_PROBLEM SET:_
(A) According to the article on Rob Holt's synthetic microbe research, inside what kind of host cell does his team reconstruct the fragmented H. influenzae genome?
(B) Extend the article on Rob Holt's synthetic microbe research, picking up after its final paragraph.

_PAGE EXTRACT:_
########
If anyone can build a microbe from scratch, it’s Rob Holt. A leader in the sequencing revolution — Holt was at Celera in the early days, and has authored several major sequencing initiatives — he is a first mover to rebuild a microbial genome. Holt now spends his days as head of sequencing at the BC Cancer Research Centre in Vancouver, leading efforts to create the first free-living microbe.
While other synthetic biology research has focused on creating novel components or building complex systems, Holt’s lab is attempting to synthesize a free-living cell from existing sequences of the bacteria H. influenzae.
One approach to create a self-replicating system, Holt says, is to combine the components of a cell and wait for them to come alive. “There are billions of components, different molecules,” he says of the difficulty in building a cell and then convincing it to self-replicate. “It’s conceivably very challenging and practically impossible at this point.”
To this end, Holt’s group is working on what he calls the top-down approach: taking existing microbial sequences and then activating a genome, such that “it propagates and actually expresses the organism that it encodes.”
His team has developed a model system in which the genome from the bacterium H. influenzae is fragmented and then reconstructed inside an E. coli host cell. Both are well characterized bacterial species, and since they’re related, Holt says, their genomes should be more compatible. Holt has found that there is sufficient cross-talk for genetic activation to occur, but his group is still working out the methods for joining such large molecules of DNA.
“We’ve decided that it is [feasible] because there is considerable recognition, for example, of the regulatory elements in H. influenzae by E. coli transcription factors,” Holt says. “It doesn’t do you any good just to stick a piece of DNA in a host cell, if the genes present aren’t going to be expressed.”
########
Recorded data
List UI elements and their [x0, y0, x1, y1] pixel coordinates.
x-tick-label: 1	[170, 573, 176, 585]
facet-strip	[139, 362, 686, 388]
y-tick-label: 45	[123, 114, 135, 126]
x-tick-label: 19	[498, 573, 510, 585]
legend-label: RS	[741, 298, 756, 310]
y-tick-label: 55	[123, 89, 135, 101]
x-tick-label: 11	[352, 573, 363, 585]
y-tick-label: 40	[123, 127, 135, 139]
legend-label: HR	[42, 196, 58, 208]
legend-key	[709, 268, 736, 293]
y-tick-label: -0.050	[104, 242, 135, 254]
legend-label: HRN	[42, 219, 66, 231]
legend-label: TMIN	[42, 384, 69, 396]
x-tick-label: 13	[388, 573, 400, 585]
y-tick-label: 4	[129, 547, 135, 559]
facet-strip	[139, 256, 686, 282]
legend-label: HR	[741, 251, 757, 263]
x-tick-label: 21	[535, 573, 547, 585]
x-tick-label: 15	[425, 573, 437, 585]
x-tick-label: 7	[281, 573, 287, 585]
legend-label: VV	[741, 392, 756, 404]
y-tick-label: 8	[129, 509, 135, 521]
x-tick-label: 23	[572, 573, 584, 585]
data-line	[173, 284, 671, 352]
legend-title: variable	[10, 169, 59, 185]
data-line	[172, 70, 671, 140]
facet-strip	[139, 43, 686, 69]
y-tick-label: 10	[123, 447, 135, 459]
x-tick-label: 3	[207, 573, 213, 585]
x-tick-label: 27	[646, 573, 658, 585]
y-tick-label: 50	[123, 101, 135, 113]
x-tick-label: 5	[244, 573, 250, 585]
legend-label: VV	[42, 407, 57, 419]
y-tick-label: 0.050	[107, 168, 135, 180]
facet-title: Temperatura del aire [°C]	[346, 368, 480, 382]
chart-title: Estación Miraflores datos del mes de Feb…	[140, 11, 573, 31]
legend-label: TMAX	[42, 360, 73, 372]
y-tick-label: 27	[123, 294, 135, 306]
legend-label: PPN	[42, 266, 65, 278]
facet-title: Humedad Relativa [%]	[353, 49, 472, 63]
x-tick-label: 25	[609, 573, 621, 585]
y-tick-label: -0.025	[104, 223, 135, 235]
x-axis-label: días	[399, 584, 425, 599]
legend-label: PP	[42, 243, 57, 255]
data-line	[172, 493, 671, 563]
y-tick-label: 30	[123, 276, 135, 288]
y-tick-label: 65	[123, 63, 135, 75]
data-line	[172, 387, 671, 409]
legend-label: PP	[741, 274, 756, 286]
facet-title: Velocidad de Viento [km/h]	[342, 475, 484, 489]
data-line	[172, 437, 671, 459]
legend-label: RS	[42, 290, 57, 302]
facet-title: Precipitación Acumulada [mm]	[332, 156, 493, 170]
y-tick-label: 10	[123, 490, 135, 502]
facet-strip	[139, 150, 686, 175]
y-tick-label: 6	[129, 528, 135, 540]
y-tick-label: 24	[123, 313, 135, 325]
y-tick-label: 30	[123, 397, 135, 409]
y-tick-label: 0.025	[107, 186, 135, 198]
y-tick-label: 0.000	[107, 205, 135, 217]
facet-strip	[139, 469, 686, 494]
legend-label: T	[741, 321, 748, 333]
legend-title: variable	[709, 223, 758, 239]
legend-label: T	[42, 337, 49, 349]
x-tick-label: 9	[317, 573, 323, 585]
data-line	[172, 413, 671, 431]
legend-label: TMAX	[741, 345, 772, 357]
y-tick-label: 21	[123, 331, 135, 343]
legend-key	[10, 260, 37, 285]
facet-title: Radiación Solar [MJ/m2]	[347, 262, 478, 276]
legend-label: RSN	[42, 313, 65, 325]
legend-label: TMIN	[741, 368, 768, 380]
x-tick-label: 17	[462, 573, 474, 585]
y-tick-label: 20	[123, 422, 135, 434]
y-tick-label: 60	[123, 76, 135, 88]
########
_NUMBERED ANSWERS:_
(A) An E. coli host cell.

(B)
Holt hopes that constructing a free-living microbe will prove a way to learn about biology. Observing through trial and error the minimal number of parts needed to build a functional cell is made easier once one goes beyond theoretical sets, he says. “The only way you can actually determine what minimal set of genes might actually function in the real world is to build it.”
He adds that, in testing predictions, “synthetic biology doesn’t allow you to disregard any data that doesn’t fit with your theory, because if you do, you don’t have a successful reconstruction.”
Holt first became interested in synthetic biology in 1998 when he joined Celera during the height of the race to sequence the human genome. There, he was the principal investigator on several major projects, including sequencing the malaria mosquito genome and the rat genome. He headed to Canada in November 2002 to lead the high-throughput sequencing facility at the BC Cancer Center. While the facility is currently sequencing about 40 different projects, ranging from forestry genomics to infectious diseases and cancer, his other primary goal is finding genetic risk factors for psychiatric diseases such as schizophrenia.